**YOUR TASK:** Restate the full listing word for word and leave the pictures out.

Stored data
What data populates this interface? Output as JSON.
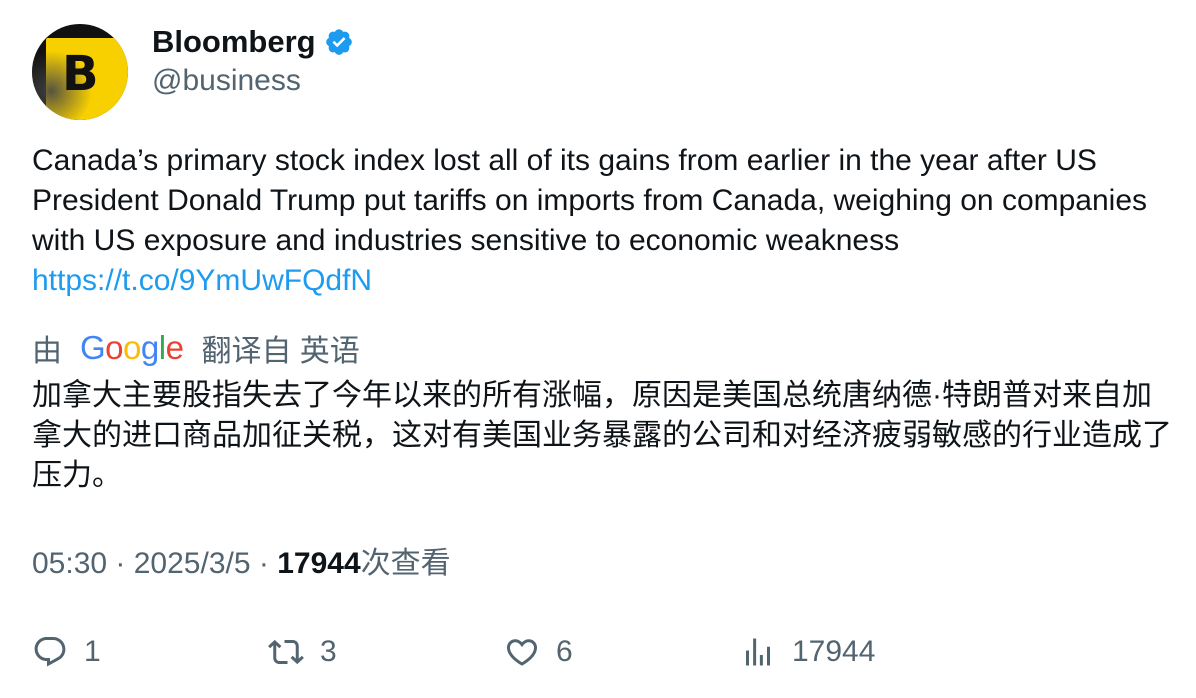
{
  "author": {
    "display_name": "Bloomberg",
    "handle": "@business",
    "avatar_letter": "B",
    "verified": true
  },
  "tweet": {
    "text": "Canada’s primary stock index lost all of its gains from earlier in the year after US President Donald Trump put tariffs on imports from Canada, weighing on companies with US exposure and industries sensitive to economic weakness",
    "link": "https://t.co/9YmUwFQdfN"
  },
  "translation": {
    "prefix": "由",
    "provider": "Google",
    "suffix": "翻译自 英语",
    "text": "加拿大主要股指失去了今年以来的所有涨幅，原因是美国总统唐纳德·特朗普对来自加拿大的进口商品加征关税，这对有美国业务暴露的公司和对经济疲弱敏感的行业造成了压力。"
  },
  "meta": {
    "time": "05:30",
    "separator": " · ",
    "date": "2025/3/5",
    "views_count": "17944",
    "views_label": "次查看"
  },
  "actions": {
    "replies": "1",
    "retweets": "3",
    "likes": "6",
    "views": "17944"
  },
  "colors": {
    "text": "#0f1419",
    "secondary": "#536471",
    "link": "#1d9bf0",
    "verified": "#1d9bf0",
    "brand_yellow": "#f8d000"
  },
  "icons": [
    "verified-badge-icon",
    "reply-icon",
    "retweet-icon",
    "like-icon",
    "views-icon"
  ]
}
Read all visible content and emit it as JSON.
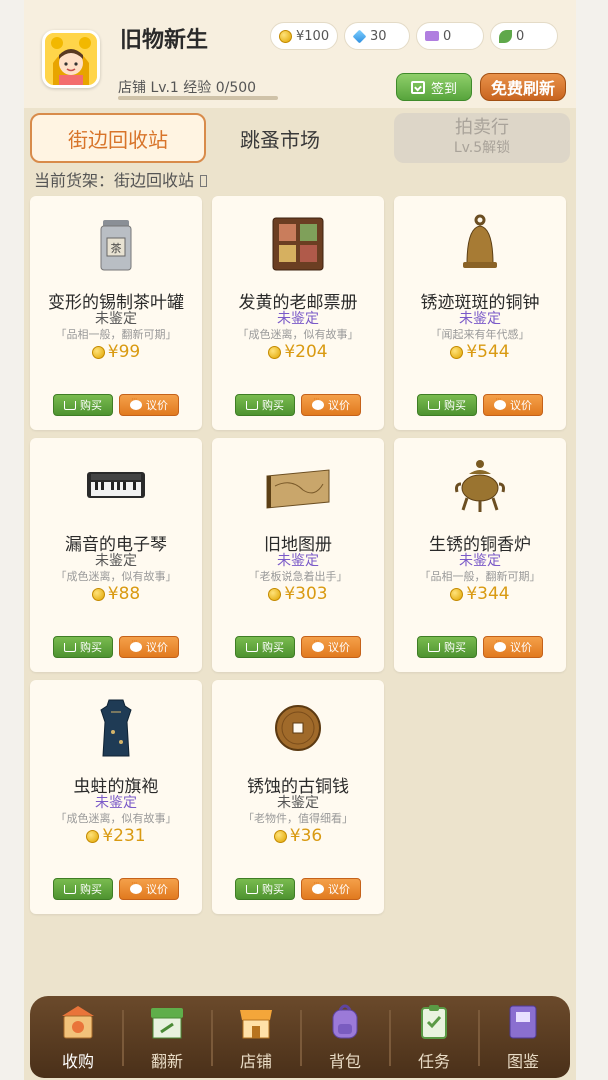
{
  "header": {
    "shop_name": "旧物新生",
    "level_text": "店铺 Lv.1  经验 0/500",
    "exp_fraction": 0.0,
    "currencies": [
      {
        "icon": "coin-icon",
        "value": "¥100"
      },
      {
        "icon": "diamond-icon",
        "value": "30"
      },
      {
        "icon": "ticket-icon",
        "value": "0"
      },
      {
        "icon": "leaf-icon",
        "value": "0"
      }
    ],
    "signin_label": "签到",
    "refresh_label": "免费刷新"
  },
  "tabs": {
    "street": "街边回收站",
    "market": "跳蚤市场",
    "auction": "拍卖行",
    "auction_unlock": "Lv.5解锁"
  },
  "shelf_label": "当前货架：街边回收站",
  "buttons": {
    "buy": "购买",
    "haggle": "议价"
  },
  "items": [
    {
      "name": "变形的锡制茶叶罐",
      "status": "未鉴定",
      "quote": "「品相一般，翻新可期」",
      "price": "¥99",
      "icon": "tea-tin-icon"
    },
    {
      "name": "发黄的老邮票册",
      "status": "未鉴定",
      "quote": "「成色迷离，似有故事」",
      "price": "¥204",
      "icon": "stamp-album-icon"
    },
    {
      "name": "锈迹斑斑的铜钟",
      "status": "未鉴定",
      "quote": "「闻起来有年代感」",
      "price": "¥544",
      "icon": "bronze-bell-icon"
    },
    {
      "name": "漏音的电子琴",
      "status": "未鉴定",
      "quote": "「成色迷离，似有故事」",
      "price": "¥88",
      "icon": "keyboard-icon"
    },
    {
      "name": "旧地图册",
      "status": "未鉴定",
      "quote": "「老板说急着出手」",
      "price": "¥303",
      "icon": "map-book-icon"
    },
    {
      "name": "生锈的铜香炉",
      "status": "未鉴定",
      "quote": "「品相一般，翻新可期」",
      "price": "¥344",
      "icon": "incense-burner-icon"
    },
    {
      "name": "虫蛀的旗袍",
      "status": "未鉴定",
      "quote": "「成色迷离，似有故事」",
      "price": "¥231",
      "icon": "qipao-icon"
    },
    {
      "name": "锈蚀的古铜钱",
      "status": "未鉴定",
      "quote": "「老物件，值得细看」",
      "price": "¥36",
      "icon": "copper-coin-icon"
    }
  ],
  "nav": [
    {
      "label": "收购",
      "icon": "shop-box-icon",
      "active": true
    },
    {
      "label": "翻新",
      "icon": "workshop-icon"
    },
    {
      "label": "店铺",
      "icon": "storefront-icon"
    },
    {
      "label": "背包",
      "icon": "backpack-icon"
    },
    {
      "label": "任务",
      "icon": "clipboard-icon"
    },
    {
      "label": "图鉴",
      "icon": "book-icon"
    }
  ],
  "colors": {
    "accent_orange": "#d8742a",
    "status_purple": "#7a5ac8",
    "price_gold": "#d99a12",
    "buy_green": "#4e9330",
    "haggle_orange": "#e17a1f",
    "nav_brown": "#5a3c22"
  }
}
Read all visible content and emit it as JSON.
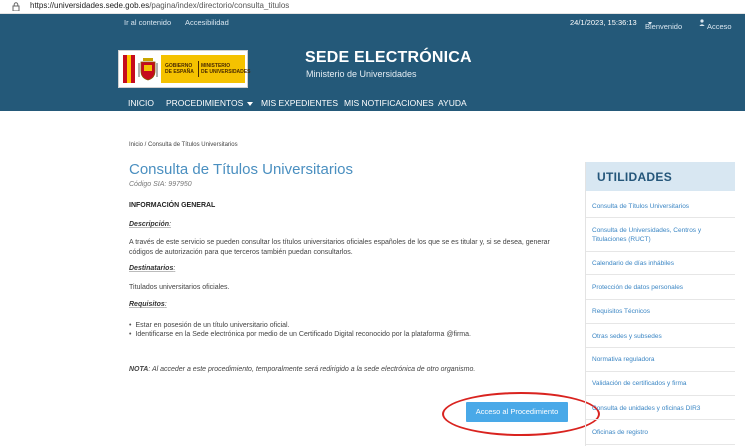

**RESPONSE TO THE EXERCISE:**
What data populates this interface? Output as JSON.
{
  "author": {
    "display_name": "Bloomberg",
    "handle": "@business",
    "avatar_letter": "B",
    "verified": true
  },
  "tweet": {
    "text": "Canada’s primary stock index lost all of its gains from earlier in the year after US President Donald Trump put tariffs on imports from Canada, weighing on companies with US exposure and industries sensitive to economic weakness",
    "link": "https://t.co/9YmUwFQdfN"
  },
  "translation": {
    "prefix": "由",
    "provider": "Google",
    "suffix": "翻译自 英语",
    "text": "加拿大主要股指失去了今年以来的所有涨幅，原因是美国总统唐纳德·特朗普对来自加拿大的进口商品加征关税，这对有美国业务暴露的公司和对经济疲弱敏感的行业造成了压力。"
  },
  "meta": {
    "time": "05:30",
    "separator": " · ",
    "date": "2025/3/5",
    "views_count": "17944",
    "views_label": "次查看"
  },
  "actions": {
    "replies": "1",
    "retweets": "3",
    "likes": "6",
    "views": "17944"
  },
  "colors": {
    "text": "#0f1419",
    "secondary": "#536471",
    "link": "#1d9bf0",
    "verified": "#1d9bf0",
    "brand_yellow": "#f8d000"
  },
  "icons": [
    "verified-badge-icon",
    "reply-icon",
    "retweet-icon",
    "like-icon",
    "views-icon"
  ]
}
Read all visible content and emit it as JSON.
{
  "header": {
    "shop_name": "旧物新生",
    "level_text": "店铺 Lv.1  经验 0/500",
    "exp_fraction": 0.0,
    "currencies": [
      {
        "icon": "coin-icon",
        "value": "¥100"
      },
      {
        "icon": "diamond-icon",
        "value": "30"
      },
      {
        "icon": "ticket-icon",
        "value": "0"
      },
      {
        "icon": "leaf-icon",
        "value": "0"
      }
    ],
    "signin_label": "签到",
    "refresh_label": "免费刷新"
  },
  "tabs": {
    "street": "街边回收站",
    "market": "跳蚤市场",
    "auction": "拍卖行",
    "auction_unlock": "Lv.5解锁"
  },
  "shelf_label": "当前货架：街边回收站",
  "buttons": {
    "buy": "购买",
    "haggle": "议价"
  },
  "items": [
    {
      "name": "变形的锡制茶叶罐",
      "status": "未鉴定",
      "quote": "「品相一般，翻新可期」",
      "price": "¥99",
      "icon": "tea-tin-icon"
    },
    {
      "name": "发黄的老邮票册",
      "status": "未鉴定",
      "quote": "「成色迷离，似有故事」",
      "price": "¥204",
      "icon": "stamp-album-icon"
    },
    {
      "name": "锈迹斑斑的铜钟",
      "status": "未鉴定",
      "quote": "「闻起来有年代感」",
      "price": "¥544",
      "icon": "bronze-bell-icon"
    },
    {
      "name": "漏音的电子琴",
      "status": "未鉴定",
      "quote": "「成色迷离，似有故事」",
      "price": "¥88",
      "icon": "keyboard-icon"
    },
    {
      "name": "旧地图册",
      "status": "未鉴定",
      "quote": "「老板说急着出手」",
      "price": "¥303",
      "icon": "map-book-icon"
    },
    {
      "name": "生锈的铜香炉",
      "status": "未鉴定",
      "quote": "「品相一般，翻新可期」",
      "price": "¥344",
      "icon": "incense-burner-icon"
    },
    {
      "name": "虫蛀的旗袍",
      "status": "未鉴定",
      "quote": "「成色迷离，似有故事」",
      "price": "¥231",
      "icon": "qipao-icon"
    },
    {
      "name": "锈蚀的古铜钱",
      "status": "未鉴定",
      "quote": "「老物件，值得细看」",
      "price": "¥36",
      "icon": "copper-coin-icon"
    }
  ],
  "nav": [
    {
      "label": "收购",
      "icon": "shop-box-icon",
      "active": true
    },
    {
      "label": "翻新",
      "icon": "workshop-icon"
    },
    {
      "label": "店铺",
      "icon": "storefront-icon"
    },
    {
      "label": "背包",
      "icon": "backpack-icon"
    },
    {
      "label": "任务",
      "icon": "clipboard-icon"
    },
    {
      "label": "图鉴",
      "icon": "book-icon"
    }
  ],
  "colors": {
    "accent_orange": "#d8742a",
    "status_purple": "#7a5ac8",
    "price_gold": "#d99a12",
    "buy_green": "#4e9330",
    "haggle_orange": "#e17a1f",
    "nav_brown": "#5a3c22"
  }
}
Read all visible content and emit it as JSON.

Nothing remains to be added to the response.